**Exercise brief**
Copy each line containing the word "labels" from the records that follow, please.

Start Data for this exercise

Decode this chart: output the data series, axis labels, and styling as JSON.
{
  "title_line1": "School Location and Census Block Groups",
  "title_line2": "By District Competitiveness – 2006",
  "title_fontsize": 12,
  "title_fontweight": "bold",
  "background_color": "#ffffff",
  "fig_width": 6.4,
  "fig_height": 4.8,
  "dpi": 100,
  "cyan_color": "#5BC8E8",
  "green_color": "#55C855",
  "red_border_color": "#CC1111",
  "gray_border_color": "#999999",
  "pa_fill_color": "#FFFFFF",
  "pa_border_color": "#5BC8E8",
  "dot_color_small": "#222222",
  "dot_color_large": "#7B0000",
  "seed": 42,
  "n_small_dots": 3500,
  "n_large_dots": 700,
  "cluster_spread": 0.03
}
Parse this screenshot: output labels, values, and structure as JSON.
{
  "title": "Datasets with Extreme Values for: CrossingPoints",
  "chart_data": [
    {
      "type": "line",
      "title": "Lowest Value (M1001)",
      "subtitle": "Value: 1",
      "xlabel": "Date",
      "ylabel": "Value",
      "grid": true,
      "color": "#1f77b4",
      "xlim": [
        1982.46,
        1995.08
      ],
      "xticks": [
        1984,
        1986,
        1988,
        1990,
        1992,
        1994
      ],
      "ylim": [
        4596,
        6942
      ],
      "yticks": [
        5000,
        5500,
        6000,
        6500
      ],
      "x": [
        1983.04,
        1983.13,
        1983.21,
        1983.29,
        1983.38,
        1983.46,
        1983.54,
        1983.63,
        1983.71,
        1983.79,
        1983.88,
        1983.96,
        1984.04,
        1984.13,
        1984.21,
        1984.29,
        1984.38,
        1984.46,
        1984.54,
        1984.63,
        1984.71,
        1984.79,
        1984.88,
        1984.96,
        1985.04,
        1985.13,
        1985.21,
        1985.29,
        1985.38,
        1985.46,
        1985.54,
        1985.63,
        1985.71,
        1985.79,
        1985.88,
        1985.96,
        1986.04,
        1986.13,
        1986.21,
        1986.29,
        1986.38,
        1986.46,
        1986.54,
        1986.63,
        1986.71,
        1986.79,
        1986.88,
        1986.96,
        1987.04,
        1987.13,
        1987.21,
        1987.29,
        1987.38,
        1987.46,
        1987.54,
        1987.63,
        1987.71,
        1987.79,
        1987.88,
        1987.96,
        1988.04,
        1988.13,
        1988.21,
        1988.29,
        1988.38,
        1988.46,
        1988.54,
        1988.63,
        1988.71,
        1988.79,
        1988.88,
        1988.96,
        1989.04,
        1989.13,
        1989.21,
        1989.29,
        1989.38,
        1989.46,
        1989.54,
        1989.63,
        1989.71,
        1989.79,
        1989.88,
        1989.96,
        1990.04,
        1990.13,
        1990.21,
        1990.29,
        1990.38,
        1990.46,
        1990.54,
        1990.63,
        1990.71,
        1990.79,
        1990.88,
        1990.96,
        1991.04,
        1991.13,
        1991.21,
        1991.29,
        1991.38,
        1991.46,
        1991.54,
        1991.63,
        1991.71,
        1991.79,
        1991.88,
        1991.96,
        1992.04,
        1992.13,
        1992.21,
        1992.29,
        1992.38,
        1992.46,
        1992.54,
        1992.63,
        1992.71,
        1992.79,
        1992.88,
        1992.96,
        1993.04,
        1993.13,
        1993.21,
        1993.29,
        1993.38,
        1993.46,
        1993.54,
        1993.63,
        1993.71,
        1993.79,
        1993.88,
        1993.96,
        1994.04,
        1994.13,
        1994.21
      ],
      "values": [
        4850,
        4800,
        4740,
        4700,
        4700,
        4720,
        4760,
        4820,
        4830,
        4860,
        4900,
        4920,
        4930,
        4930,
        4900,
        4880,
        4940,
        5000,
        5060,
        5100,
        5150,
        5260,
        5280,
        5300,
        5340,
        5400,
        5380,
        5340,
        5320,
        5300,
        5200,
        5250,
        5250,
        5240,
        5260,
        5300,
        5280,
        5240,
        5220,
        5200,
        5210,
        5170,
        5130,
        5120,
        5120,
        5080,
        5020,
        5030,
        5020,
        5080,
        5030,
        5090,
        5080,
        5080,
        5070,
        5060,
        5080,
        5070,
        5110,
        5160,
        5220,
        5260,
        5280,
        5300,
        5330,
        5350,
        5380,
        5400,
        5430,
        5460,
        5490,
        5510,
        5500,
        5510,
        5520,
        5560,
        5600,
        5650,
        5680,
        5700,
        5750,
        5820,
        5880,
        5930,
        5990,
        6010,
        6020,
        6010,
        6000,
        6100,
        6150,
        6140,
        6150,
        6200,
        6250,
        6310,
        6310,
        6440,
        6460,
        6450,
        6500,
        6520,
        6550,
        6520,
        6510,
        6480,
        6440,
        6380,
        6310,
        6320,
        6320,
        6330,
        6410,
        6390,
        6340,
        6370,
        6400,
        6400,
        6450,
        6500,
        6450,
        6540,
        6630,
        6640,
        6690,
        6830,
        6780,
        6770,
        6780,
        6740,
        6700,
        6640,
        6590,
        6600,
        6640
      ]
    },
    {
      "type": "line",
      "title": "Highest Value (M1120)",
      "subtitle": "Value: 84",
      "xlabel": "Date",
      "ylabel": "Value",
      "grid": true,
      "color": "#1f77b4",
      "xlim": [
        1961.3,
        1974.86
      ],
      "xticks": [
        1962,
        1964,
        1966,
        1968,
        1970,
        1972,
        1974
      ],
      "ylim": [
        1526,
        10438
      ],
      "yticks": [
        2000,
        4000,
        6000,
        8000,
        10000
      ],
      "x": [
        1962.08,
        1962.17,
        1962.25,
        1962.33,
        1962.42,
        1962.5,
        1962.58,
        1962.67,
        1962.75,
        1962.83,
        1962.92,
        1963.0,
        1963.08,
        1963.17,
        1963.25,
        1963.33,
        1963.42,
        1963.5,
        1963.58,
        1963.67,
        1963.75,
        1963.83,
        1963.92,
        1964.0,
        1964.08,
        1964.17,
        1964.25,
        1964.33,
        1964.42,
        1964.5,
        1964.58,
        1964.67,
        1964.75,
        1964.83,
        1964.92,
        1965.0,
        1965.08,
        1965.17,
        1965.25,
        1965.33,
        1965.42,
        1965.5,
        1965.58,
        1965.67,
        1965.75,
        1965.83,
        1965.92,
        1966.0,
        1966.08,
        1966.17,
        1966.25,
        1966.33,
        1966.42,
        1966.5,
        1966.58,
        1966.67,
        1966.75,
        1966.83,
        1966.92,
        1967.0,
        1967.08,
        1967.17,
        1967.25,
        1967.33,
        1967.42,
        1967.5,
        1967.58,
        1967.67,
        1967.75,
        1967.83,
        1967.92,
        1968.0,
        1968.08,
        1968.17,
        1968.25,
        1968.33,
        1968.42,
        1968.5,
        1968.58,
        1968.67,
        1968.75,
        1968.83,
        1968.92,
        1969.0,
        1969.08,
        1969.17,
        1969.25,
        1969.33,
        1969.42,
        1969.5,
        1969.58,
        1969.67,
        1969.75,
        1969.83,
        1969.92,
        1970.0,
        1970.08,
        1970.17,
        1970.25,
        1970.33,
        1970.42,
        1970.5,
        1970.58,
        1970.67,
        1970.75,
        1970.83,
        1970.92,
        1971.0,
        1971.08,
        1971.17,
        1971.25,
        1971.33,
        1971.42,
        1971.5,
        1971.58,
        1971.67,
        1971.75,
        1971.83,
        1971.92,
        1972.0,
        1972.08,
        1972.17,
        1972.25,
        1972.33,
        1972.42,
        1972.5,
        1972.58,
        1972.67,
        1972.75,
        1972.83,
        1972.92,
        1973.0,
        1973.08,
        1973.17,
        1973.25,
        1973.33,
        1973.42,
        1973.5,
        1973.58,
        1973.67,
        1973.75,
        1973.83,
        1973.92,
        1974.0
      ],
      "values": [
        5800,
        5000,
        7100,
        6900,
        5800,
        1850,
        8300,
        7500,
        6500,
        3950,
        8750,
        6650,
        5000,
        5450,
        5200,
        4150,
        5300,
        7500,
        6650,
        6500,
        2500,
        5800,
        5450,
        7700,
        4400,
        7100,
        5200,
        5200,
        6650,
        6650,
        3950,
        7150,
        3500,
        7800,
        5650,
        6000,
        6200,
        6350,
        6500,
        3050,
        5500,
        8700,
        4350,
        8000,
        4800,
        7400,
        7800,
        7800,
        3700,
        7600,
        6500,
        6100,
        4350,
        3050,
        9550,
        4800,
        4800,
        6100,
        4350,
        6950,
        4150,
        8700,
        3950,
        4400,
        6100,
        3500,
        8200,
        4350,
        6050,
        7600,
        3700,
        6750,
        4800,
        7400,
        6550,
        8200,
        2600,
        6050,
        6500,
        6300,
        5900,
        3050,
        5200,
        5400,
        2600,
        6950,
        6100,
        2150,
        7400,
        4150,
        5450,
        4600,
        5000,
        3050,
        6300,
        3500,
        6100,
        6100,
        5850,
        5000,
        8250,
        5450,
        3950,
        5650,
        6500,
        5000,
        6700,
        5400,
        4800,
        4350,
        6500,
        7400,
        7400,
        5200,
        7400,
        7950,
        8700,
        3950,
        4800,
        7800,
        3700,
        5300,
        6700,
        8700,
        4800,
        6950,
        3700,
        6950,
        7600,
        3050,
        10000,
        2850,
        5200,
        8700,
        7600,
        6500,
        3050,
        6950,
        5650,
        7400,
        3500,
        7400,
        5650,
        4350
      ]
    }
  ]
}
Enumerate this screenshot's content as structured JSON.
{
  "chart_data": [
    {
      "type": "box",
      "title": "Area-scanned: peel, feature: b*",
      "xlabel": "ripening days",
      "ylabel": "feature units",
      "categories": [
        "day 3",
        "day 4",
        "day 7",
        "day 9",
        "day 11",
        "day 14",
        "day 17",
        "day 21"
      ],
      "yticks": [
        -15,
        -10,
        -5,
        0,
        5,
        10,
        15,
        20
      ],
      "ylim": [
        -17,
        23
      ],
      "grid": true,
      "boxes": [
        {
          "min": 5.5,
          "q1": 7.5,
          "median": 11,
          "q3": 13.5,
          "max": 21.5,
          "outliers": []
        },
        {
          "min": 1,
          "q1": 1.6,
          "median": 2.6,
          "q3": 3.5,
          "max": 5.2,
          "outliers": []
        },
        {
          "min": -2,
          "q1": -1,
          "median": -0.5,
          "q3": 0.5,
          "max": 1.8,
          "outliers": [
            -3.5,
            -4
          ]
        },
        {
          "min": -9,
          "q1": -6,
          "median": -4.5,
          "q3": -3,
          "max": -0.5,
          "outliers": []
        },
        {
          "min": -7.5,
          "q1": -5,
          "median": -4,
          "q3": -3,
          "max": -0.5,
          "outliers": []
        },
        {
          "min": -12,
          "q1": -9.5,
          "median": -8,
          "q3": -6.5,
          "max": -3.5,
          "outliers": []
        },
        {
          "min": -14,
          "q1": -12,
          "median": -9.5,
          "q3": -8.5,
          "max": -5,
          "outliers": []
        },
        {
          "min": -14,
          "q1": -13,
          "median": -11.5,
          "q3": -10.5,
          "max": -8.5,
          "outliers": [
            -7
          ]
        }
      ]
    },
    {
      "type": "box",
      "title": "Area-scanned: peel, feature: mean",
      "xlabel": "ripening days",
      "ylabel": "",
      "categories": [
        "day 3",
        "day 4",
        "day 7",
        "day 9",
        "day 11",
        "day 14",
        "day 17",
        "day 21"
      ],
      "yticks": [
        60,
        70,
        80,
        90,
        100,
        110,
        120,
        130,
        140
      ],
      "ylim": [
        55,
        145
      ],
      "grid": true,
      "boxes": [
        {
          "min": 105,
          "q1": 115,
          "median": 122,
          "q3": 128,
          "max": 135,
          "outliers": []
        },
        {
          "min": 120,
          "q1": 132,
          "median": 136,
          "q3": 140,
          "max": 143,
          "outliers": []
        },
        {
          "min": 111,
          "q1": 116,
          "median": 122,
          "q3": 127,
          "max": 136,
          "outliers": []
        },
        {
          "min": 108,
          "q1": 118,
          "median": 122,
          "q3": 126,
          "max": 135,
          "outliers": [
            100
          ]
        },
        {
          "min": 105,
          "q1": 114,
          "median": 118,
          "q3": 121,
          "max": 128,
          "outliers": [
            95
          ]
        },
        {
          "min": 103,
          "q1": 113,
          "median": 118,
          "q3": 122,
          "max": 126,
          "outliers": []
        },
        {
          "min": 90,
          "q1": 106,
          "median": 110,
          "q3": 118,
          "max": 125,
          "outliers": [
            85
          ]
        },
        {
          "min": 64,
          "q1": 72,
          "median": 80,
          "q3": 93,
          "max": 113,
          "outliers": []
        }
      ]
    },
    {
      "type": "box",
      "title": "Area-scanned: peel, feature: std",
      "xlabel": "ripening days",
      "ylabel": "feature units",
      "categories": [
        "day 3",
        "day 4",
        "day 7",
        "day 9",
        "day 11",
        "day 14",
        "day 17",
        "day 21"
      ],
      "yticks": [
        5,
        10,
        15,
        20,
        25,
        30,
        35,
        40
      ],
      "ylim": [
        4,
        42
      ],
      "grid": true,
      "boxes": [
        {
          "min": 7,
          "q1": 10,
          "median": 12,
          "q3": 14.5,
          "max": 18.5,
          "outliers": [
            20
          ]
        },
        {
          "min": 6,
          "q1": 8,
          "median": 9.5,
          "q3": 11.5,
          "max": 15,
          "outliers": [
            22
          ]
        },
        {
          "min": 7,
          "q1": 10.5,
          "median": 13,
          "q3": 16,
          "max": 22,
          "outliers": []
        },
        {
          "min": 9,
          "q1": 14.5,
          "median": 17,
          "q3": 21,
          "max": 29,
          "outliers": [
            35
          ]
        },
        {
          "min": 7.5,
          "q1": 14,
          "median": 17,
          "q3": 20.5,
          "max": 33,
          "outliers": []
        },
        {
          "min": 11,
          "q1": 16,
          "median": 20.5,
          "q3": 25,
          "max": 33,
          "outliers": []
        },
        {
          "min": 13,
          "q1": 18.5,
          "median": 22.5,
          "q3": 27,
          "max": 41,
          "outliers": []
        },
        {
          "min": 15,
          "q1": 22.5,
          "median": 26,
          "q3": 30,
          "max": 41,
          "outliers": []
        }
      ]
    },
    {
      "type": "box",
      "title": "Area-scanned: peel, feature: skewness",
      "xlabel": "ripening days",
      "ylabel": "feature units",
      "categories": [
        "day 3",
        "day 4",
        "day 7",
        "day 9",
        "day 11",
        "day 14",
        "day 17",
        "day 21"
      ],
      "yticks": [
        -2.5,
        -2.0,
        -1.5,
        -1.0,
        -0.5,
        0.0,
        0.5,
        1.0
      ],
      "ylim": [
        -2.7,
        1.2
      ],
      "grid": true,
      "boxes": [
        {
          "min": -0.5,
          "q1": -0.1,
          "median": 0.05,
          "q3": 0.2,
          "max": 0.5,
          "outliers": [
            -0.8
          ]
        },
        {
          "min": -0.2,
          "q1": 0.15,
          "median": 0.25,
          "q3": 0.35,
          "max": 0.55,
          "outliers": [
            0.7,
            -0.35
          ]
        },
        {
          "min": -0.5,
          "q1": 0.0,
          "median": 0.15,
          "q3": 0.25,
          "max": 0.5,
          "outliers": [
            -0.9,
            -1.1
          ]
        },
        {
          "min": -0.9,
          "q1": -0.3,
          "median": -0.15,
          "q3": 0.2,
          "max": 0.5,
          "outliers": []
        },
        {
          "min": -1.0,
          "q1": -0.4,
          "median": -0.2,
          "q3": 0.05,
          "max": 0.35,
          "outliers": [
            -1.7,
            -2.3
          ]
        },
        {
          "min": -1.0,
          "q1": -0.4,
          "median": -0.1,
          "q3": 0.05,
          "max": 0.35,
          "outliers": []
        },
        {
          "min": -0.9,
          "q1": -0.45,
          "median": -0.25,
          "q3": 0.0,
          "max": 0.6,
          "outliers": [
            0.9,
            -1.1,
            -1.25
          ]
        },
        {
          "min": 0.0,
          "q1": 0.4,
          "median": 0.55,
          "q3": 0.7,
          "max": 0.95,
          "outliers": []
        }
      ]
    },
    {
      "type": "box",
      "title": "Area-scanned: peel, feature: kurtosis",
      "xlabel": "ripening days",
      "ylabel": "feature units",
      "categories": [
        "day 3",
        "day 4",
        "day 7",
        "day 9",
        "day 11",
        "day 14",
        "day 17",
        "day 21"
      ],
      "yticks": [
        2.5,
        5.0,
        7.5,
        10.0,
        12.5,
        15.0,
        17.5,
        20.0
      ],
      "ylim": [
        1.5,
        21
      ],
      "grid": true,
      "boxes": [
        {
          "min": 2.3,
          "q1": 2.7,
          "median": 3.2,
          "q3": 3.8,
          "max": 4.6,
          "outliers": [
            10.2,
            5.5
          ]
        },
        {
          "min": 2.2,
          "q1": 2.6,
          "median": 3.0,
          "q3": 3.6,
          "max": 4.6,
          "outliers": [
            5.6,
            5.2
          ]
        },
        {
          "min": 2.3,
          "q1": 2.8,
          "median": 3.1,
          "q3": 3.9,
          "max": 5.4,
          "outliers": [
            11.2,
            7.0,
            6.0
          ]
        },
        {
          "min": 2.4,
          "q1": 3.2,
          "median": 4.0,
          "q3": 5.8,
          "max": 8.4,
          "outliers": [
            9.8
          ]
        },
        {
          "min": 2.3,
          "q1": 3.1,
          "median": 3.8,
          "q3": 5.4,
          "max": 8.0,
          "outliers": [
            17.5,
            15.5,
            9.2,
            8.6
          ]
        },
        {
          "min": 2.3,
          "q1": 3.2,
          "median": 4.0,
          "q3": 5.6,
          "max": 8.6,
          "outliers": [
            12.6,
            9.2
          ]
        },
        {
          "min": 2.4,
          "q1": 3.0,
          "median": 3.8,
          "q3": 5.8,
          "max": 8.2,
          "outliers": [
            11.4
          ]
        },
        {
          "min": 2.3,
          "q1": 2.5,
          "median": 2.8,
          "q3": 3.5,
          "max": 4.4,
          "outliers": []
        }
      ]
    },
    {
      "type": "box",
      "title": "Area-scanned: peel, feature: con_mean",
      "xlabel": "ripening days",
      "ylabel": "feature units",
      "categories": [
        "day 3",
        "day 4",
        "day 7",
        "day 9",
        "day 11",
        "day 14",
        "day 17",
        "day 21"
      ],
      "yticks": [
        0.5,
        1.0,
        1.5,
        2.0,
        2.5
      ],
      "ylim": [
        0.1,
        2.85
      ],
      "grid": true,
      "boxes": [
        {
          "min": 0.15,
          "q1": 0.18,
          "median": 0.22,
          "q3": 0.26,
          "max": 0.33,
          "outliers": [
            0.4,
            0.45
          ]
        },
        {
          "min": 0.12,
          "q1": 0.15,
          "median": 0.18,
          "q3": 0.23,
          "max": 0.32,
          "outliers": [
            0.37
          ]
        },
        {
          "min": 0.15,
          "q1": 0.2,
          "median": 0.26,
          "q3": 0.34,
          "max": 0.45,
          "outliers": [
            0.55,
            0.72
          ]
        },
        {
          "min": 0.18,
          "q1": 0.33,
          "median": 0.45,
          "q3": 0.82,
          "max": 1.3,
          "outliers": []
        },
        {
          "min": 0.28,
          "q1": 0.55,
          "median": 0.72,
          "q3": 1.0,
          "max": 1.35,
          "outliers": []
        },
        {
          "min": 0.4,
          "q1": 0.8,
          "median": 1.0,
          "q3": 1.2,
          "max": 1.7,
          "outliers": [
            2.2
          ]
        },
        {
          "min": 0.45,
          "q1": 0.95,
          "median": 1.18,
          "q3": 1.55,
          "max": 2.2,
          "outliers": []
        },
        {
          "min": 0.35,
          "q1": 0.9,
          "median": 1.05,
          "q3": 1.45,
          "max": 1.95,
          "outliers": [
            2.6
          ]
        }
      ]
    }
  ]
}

End Data for this exercise

**Output**
Decode this chart: output the data series, axis labels, and styling as JSON.
Parse this screenshot: output labels, values, and structure as JSON.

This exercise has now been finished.